Every entry that follows should be repeated exactly; drop the images.

> **Listed records**

══════

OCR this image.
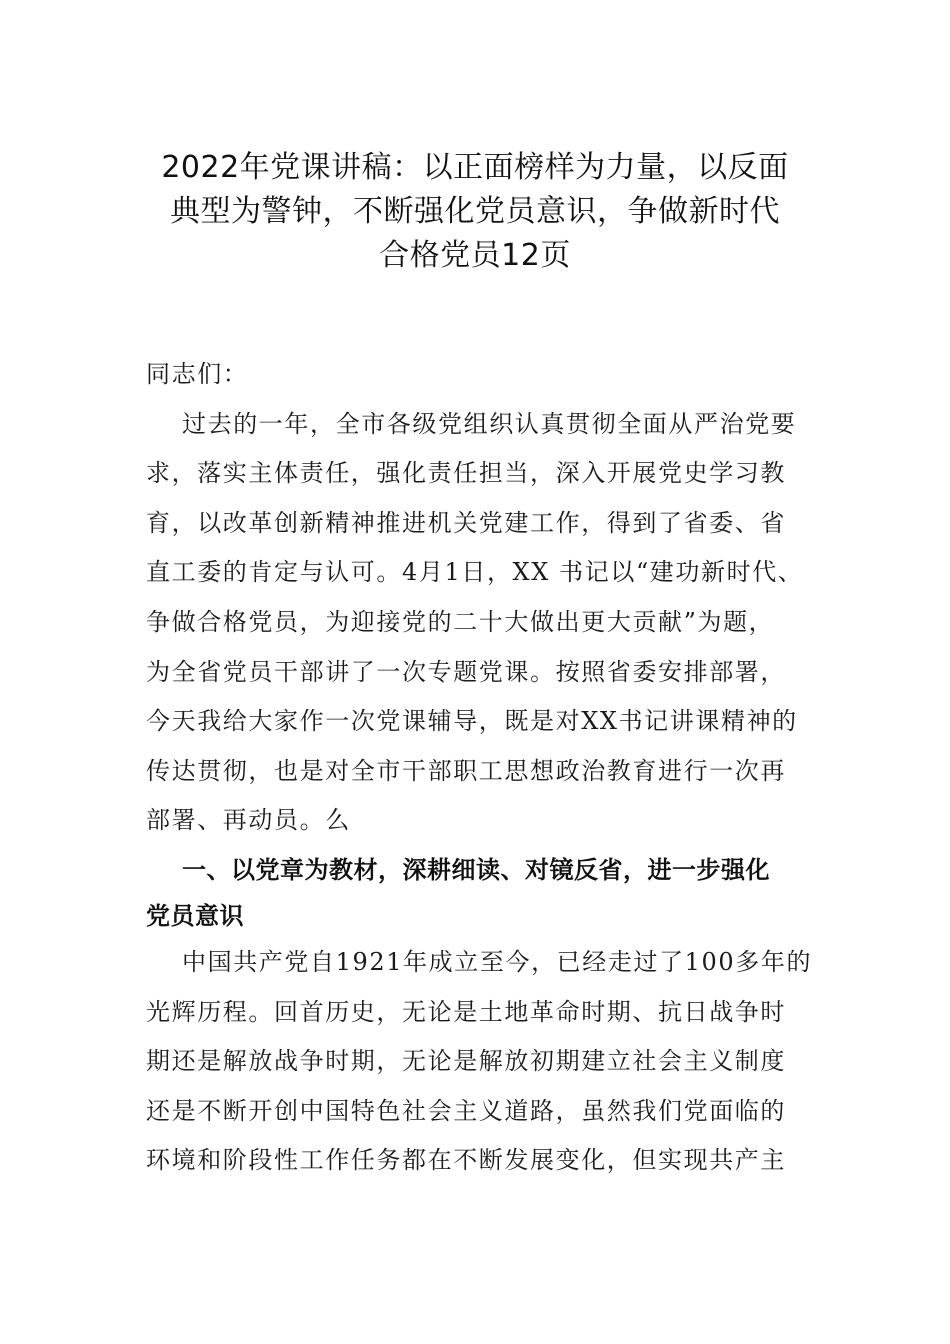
2022年党课讲稿：以正面榜样为力量，以反面
典型为警钟，不断强化党员意识，争做新时代
合格党员12页
同志们：
过去的一年，全市各级党组织认真贯彻全面从严治党要
求，落实主体责任，强化责任担当，深入开展党史学习教
育，以改革创新精神推进机关党建工作，得到了省委、省
直工委的肯定与认可。4月1日，XX 书记以“建功新时代、
争做合格党员，为迎接党的二十大做出更大贡献”为题，
为全省党员干部讲了一次专题党课。按照省委安排部署，
今天我给大家作一次党课辅导，既是对XX书记讲课精神的
传达贯彻，也是对全市干部职工思想政治教育进行一次再
部署、再动员。么
一、以党章为教材，深耕细读、对镜反省，进一步强化
党员意识
中国共产党自1921年成立至今，已经走过了100多年的
光辉历程。回首历史，无论是土地革命时期、抗日战争时
期还是解放战争时期，无论是解放初期建立社会主义制度
还是不断开创中国特色社会主义道路，虽然我们党面临的
环境和阶段性工作任务都在不断发展变化，但实现共产主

══════

> **Output for this exercise**
OCR this image.
2022年党课讲稿：以正面榜样为力量，以反面
典型为警钟，不断强化党员意识，争做新时代
合格党员12页
同志们：
过去的一年，全市各级党组织认真贯彻全面从严治党要
求，落实主体责任，强化责任担当，深入开展党史学习教
育，以改革创新精神推进机关党建工作，得到了省委、省
直工委的肯定与认可。4月1日，XX 书记以“建功新时代、
争做合格党员，为迎接党的二十大做出更大贡献”为题，
为全省党员干部讲了一次专题党课。按照省委安排部署，
今天我给大家作一次党课辅导，既是对XX书记讲课精神的
传达贯彻，也是对全市干部职工思想政治教育进行一次再
部署、再动员。么
一、以党章为教材，深耕细读、对镜反省，进一步强化
党员意识
中国共产党自1921年成立至今，已经走过了100多年的
光辉历程。回首历史，无论是土地革命时期、抗日战争时
期还是解放战争时期，无论是解放初期建立社会主义制度
还是不断开创中国特色社会主义道路，虽然我们党面临的
环境和阶段性工作任务都在不断发展变化，但实现共产主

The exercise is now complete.